» **Obiettivo del compito**
Prosegui il brano sulla responsabilità solidale dei committenti pubblici negli appalti, ripartendo subito dopo la sua ultima frase.

» **Testo estratto**
================

In merito ai primi, essendo stato notato che l’affidamento di lavori ad aziende che, in nome di un contenimento dei costi, non sempre sono in regola con le retribuzioni e/o i contributi dei propri dipendenti, è stata introdotta la responsabilità solidale anche per i soggetti pubblici che affidano i lavori, nei fatti inducendo questi ultimi ad informarsi, prima della conclusione del contratto, su quali atteggiamenti virtuosi è opportuno adottare onde evitare successive esposizioni ad altrui inadempimenti di obblighi di legge: fra questi, merita di essere segnalata la comunicazione, a cadenza mensile, che i committenti pubblici nazionali comunicano agli organi di vigilanza in occasione di lavori concessi in appalto e/o subappalto, nei fatti facilitando l’attività di verifica della correttezza giuridica dell’operazione e ponendosi nelle condizioni di adottare provvedimenti d’urgenza – quali, ad esempio, la sospensione del pagamento del corrispettivo maturato dall’affidatario – nel caso di constatate inosservanze segnalate dal medesimo ispettore.

================

» **Sezione dati**
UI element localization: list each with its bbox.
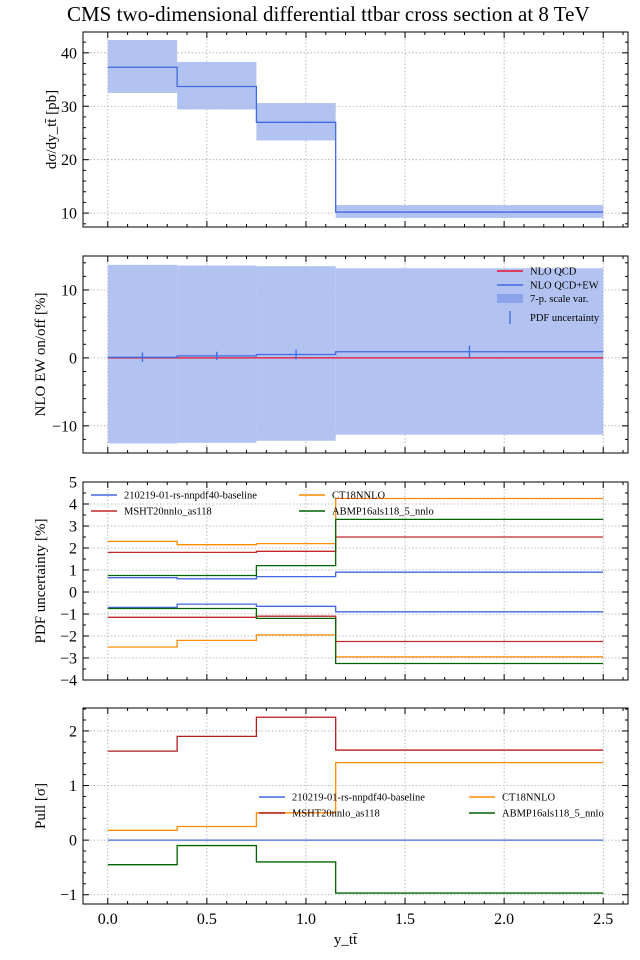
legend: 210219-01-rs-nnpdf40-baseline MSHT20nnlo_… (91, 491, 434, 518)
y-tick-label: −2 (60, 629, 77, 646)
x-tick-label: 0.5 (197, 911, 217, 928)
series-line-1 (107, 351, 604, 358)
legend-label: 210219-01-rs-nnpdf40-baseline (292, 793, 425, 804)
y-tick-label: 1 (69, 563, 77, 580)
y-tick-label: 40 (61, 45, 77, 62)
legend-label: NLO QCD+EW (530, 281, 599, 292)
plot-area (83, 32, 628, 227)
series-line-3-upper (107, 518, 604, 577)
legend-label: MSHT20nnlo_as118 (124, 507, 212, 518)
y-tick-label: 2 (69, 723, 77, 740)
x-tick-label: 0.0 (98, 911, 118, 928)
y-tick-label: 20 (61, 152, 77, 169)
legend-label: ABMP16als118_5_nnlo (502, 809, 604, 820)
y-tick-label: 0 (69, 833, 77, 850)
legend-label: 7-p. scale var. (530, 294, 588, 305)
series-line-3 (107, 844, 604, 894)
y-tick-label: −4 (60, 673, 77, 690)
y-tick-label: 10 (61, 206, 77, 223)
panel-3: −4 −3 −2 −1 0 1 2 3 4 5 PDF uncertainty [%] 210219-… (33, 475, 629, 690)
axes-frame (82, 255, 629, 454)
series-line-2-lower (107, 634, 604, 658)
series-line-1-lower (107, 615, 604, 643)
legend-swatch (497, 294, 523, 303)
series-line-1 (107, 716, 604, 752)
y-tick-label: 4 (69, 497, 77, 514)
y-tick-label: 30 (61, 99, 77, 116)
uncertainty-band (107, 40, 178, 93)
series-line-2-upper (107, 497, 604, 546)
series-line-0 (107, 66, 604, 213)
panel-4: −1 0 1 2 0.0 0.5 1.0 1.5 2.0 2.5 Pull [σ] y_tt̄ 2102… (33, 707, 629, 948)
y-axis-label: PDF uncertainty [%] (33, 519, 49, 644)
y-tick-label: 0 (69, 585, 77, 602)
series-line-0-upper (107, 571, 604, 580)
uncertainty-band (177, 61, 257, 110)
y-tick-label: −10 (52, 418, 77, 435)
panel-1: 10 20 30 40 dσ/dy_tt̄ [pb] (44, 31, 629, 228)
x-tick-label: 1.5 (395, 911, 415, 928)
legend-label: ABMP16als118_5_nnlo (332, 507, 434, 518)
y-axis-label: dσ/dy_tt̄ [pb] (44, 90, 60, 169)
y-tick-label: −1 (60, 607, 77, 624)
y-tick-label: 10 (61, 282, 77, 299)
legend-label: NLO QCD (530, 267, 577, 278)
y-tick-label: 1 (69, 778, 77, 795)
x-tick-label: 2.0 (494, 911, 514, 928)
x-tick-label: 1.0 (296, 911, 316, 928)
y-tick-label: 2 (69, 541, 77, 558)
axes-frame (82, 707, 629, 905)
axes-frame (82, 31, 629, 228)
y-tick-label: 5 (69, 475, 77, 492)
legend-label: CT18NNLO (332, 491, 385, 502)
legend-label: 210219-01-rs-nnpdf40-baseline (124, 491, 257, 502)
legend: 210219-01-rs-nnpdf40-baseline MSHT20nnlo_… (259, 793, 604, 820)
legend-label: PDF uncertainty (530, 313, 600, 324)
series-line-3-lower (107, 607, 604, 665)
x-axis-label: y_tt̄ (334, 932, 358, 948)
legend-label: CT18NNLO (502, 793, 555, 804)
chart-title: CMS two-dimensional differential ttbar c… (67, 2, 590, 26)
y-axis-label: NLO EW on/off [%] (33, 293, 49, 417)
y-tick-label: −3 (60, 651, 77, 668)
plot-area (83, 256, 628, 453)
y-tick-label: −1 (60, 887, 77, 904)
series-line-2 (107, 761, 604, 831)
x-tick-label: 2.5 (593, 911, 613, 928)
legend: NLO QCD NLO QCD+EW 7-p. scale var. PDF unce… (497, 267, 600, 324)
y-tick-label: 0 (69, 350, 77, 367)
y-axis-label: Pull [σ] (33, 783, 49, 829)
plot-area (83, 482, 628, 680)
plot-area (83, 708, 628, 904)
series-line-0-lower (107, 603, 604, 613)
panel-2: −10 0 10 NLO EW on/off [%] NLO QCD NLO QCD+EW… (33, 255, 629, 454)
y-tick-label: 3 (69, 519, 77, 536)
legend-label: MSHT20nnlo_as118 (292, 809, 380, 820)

================

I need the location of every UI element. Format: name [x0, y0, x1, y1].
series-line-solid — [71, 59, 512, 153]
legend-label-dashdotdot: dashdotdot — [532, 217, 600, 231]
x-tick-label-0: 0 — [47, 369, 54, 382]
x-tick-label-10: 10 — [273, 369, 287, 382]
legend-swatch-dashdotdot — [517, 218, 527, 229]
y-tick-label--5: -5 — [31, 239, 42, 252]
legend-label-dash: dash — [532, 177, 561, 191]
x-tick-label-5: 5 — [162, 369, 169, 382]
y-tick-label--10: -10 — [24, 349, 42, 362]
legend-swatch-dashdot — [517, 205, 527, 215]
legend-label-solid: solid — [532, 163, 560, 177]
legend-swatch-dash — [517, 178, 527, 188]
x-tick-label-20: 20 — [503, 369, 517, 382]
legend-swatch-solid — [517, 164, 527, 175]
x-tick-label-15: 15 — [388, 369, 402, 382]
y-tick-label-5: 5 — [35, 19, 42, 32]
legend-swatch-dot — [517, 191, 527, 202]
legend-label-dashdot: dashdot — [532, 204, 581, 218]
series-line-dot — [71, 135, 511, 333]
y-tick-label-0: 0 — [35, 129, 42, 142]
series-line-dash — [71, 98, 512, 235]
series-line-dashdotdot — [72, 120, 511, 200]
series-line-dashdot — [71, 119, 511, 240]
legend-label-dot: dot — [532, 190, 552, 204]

================

» **Esercizio svolto**
 

Per quanto attiene alla responsabilità solidale dei committenti privati, è allo studio un meccanismo che dovrebbe consentire a questi ultimi di verificare l’avvenuto versamento, ad opera degli appaltatori, delle retribuzioni corrisposte ai lavoratori occupati nell’esecuzione delle prestazioni, estendendo il meccanismo già previsto per i profili contributivi e fiscali: accedendo ad un sito, infatti, il committente potrebbe verificare la correttezza del proprio fornitore anche sotto il profilo retributivo, evitando di esser chiamato a rispondere delle retribuzioni di lavoratori altrui dopo aver saldato l’appaltatore, successivamente rivelatosi inadempiente.

 

Pensando che in Italia non esiste alcuna comunicazione preventiva per i lavoratori distaccati, che la responsabilità solidale per i trattamenti retributivi e contributivi è stata recentemente esclusa per la P.A. e che i committenti privati in alcun modo possono verificare, in modo attendibile, l’affidabilità dei propri appaltatori/subappaltatori, viene da concludere che la distanza che separa il Belgio dal BelPaese non è solo di tipo geografico. Purtroppo.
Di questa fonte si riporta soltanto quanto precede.